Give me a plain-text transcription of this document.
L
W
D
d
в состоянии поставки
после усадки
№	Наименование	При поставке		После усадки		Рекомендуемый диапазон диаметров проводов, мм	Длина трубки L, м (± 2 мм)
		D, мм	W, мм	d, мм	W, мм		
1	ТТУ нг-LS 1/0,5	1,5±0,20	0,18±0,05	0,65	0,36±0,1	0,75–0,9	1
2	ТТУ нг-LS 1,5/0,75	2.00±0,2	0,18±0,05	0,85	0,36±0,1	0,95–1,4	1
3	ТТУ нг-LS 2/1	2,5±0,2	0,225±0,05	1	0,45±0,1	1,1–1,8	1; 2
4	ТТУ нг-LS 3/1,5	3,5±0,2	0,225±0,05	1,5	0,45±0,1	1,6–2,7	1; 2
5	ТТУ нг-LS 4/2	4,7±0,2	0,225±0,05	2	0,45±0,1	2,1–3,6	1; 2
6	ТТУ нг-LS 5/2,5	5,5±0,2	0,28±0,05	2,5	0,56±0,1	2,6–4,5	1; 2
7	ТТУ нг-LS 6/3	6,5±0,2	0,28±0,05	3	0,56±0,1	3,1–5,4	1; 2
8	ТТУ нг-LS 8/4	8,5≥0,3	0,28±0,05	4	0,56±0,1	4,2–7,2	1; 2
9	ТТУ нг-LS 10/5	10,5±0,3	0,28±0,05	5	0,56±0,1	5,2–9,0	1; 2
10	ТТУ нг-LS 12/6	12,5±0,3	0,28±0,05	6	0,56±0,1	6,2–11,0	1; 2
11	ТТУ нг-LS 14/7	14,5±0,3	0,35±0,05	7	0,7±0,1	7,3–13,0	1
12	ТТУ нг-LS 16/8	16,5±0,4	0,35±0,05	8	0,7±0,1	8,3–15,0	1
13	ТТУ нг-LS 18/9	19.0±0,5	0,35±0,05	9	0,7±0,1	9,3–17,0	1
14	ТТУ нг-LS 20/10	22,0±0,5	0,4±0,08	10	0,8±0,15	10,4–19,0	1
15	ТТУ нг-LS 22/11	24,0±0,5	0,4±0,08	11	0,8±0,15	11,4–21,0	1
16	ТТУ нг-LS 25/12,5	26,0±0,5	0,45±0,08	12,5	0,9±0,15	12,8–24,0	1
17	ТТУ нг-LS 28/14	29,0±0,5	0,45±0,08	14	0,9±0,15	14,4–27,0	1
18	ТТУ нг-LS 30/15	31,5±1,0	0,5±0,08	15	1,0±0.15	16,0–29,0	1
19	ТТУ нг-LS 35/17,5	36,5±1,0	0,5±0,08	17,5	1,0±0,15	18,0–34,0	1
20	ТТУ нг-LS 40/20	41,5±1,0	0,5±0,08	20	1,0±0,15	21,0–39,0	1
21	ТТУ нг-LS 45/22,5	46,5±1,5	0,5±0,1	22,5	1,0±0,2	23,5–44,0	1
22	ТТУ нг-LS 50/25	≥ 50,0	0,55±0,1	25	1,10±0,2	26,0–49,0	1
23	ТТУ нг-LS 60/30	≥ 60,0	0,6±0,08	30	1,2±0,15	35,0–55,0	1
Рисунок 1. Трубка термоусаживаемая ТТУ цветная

* * *

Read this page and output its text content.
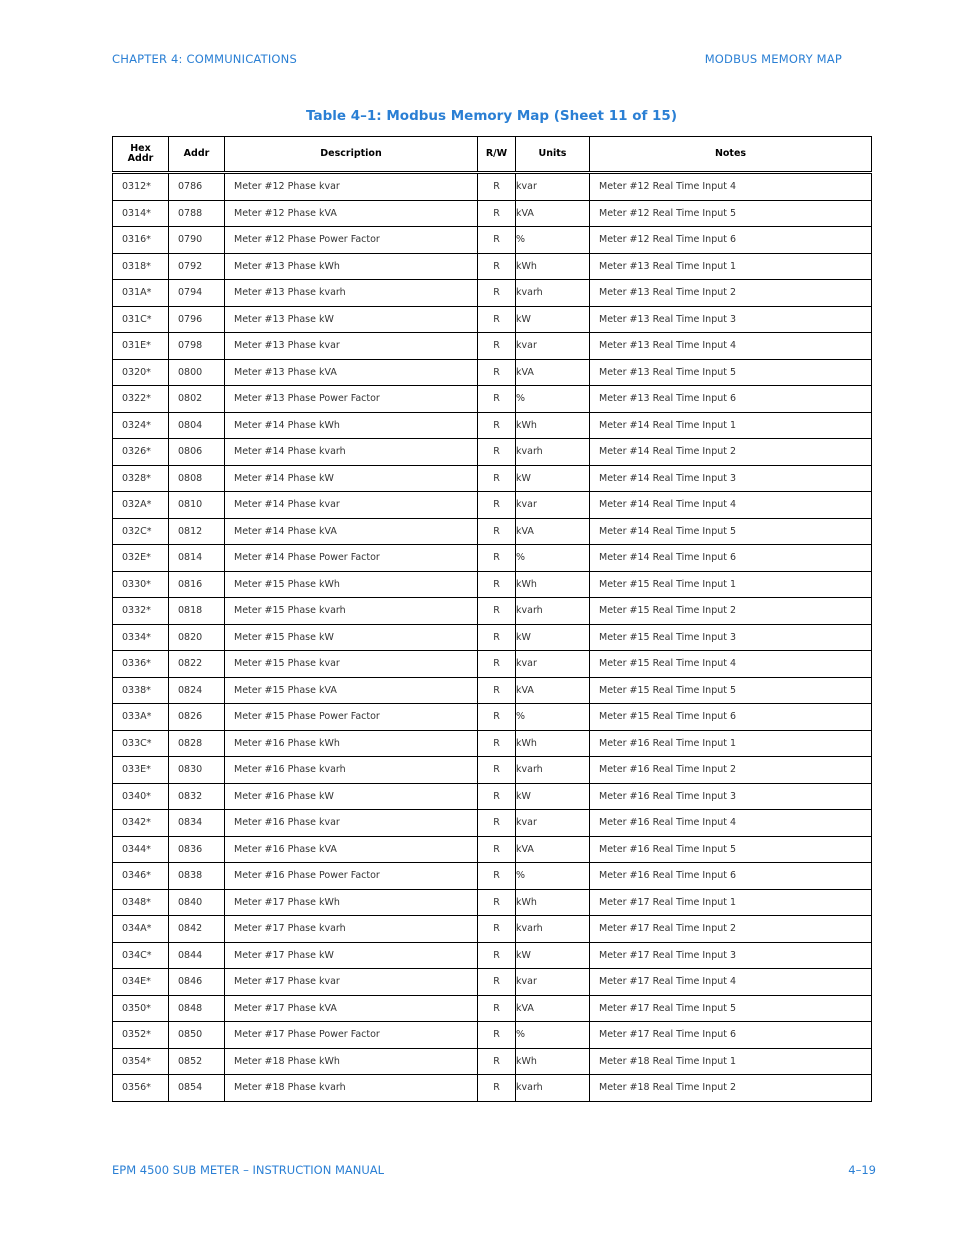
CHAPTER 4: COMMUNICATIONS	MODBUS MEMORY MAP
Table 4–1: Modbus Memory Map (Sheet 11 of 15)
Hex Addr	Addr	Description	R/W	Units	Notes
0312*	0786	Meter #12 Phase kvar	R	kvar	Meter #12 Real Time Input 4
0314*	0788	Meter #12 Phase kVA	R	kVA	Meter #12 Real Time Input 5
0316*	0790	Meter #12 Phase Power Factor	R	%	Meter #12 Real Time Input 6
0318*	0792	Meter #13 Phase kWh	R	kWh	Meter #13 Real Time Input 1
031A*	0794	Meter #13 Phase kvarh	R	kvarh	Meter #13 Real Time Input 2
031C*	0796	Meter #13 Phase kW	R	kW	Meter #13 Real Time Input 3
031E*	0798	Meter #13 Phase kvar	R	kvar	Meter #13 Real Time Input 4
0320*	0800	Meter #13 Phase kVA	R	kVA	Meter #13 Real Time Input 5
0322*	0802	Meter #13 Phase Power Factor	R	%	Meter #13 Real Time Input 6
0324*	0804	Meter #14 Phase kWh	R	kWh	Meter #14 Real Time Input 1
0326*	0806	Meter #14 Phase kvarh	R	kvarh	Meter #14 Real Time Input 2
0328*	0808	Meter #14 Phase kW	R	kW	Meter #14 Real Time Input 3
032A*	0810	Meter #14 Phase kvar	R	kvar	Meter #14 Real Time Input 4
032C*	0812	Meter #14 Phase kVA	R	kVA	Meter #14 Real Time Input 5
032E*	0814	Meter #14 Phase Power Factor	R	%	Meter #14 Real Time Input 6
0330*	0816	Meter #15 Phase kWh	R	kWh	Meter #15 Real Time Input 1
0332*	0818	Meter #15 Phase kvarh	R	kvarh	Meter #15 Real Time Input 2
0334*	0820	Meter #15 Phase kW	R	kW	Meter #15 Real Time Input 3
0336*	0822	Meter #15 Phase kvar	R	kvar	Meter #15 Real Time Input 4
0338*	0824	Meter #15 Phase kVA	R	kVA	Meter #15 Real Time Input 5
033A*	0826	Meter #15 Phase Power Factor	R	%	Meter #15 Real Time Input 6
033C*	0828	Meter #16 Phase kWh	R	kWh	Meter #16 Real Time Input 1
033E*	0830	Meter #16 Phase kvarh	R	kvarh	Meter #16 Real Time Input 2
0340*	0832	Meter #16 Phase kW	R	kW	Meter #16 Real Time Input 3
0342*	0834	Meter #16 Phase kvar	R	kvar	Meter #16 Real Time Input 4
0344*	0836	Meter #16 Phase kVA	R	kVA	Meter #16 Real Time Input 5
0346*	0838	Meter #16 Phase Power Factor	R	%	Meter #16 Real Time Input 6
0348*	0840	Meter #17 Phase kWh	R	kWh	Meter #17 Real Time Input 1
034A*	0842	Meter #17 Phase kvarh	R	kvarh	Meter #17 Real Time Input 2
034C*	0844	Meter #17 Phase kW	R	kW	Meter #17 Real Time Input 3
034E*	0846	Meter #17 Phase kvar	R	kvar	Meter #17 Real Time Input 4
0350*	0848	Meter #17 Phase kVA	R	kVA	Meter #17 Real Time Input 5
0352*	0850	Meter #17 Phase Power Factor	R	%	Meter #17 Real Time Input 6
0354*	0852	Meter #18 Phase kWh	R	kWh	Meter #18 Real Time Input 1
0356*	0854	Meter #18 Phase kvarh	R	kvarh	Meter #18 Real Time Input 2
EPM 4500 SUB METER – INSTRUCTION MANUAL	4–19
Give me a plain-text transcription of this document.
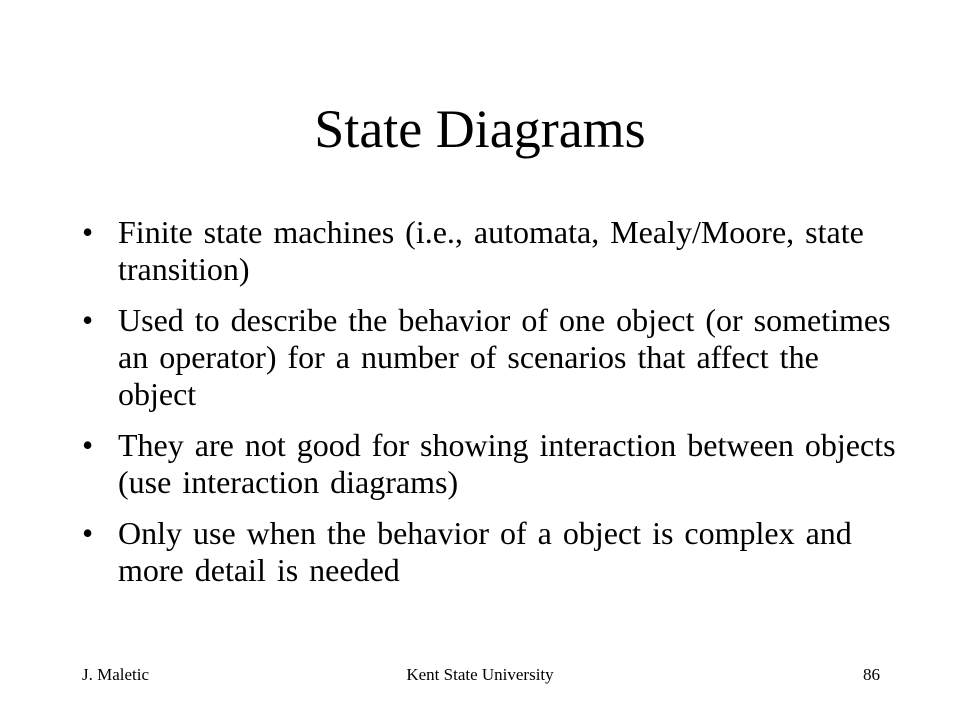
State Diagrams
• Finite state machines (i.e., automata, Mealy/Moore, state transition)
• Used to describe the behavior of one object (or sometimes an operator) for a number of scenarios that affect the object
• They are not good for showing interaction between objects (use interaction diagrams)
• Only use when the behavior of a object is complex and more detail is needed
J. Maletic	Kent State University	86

---

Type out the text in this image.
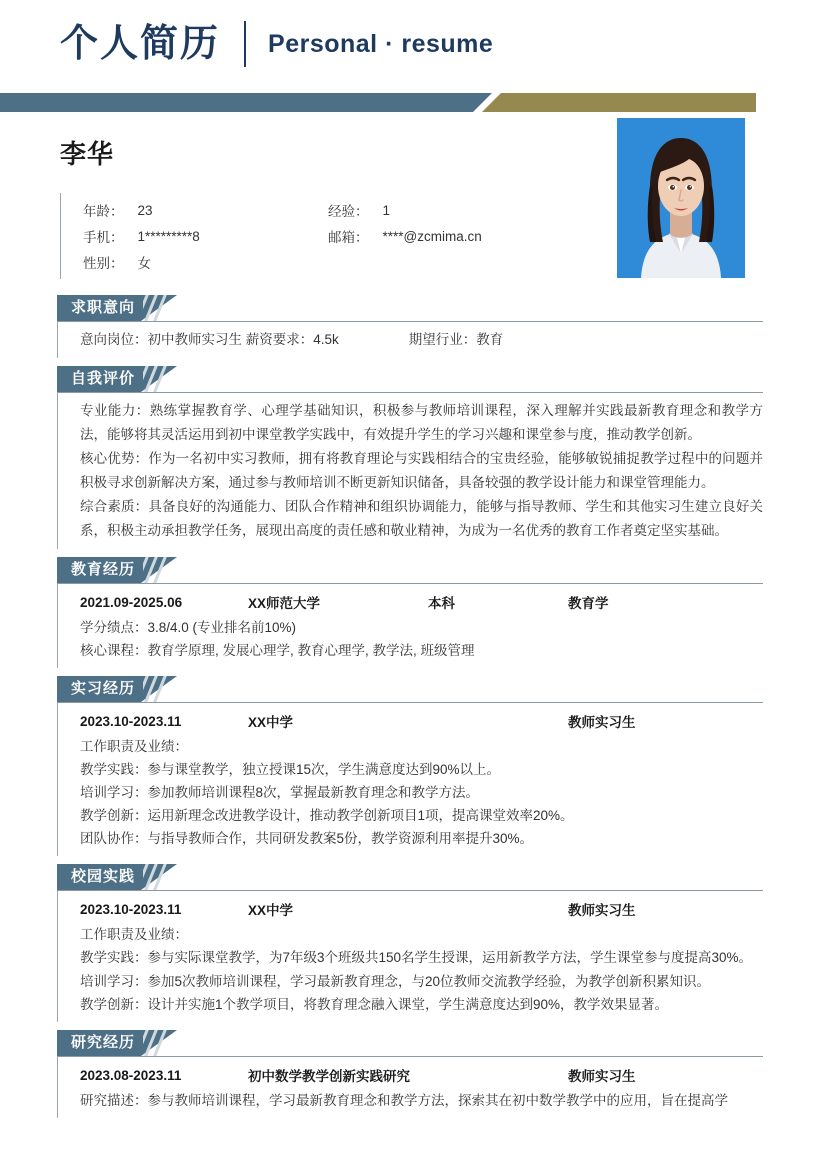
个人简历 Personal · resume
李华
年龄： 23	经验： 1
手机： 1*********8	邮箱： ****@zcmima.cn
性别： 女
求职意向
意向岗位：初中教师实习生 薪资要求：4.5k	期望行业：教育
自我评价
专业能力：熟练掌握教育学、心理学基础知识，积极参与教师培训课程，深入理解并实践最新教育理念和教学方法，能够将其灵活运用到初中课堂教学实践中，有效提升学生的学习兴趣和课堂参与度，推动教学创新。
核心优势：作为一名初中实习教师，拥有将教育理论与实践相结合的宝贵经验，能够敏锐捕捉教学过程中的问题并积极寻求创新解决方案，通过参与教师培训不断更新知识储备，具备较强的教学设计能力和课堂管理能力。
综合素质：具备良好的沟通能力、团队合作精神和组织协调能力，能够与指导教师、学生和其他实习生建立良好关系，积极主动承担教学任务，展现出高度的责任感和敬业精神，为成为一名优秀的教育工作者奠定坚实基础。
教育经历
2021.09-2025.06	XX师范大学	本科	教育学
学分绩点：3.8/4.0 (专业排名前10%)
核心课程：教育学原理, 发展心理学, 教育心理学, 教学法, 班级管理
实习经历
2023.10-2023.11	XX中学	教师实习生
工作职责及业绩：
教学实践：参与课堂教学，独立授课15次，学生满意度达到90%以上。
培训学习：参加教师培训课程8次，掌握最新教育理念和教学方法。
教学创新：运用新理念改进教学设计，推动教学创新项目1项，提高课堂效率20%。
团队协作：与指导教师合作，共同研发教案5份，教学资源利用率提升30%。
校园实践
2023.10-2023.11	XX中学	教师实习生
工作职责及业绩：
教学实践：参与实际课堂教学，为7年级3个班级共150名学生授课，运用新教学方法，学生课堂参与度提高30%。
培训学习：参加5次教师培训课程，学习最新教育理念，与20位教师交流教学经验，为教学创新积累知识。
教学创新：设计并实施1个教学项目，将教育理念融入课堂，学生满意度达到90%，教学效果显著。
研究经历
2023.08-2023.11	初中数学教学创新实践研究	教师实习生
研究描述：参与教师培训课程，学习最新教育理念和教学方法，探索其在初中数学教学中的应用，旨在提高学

▸ **EXERCISE**
Find all lines with "усадки" in them and copy each one.

▸ **FINAL ANSWER**
после усадки
№	Наименование	При поставке		После усадки		Рекомендуемый диапазон диаметров проводов, мм	Длина трубки L, м (± 2 мм)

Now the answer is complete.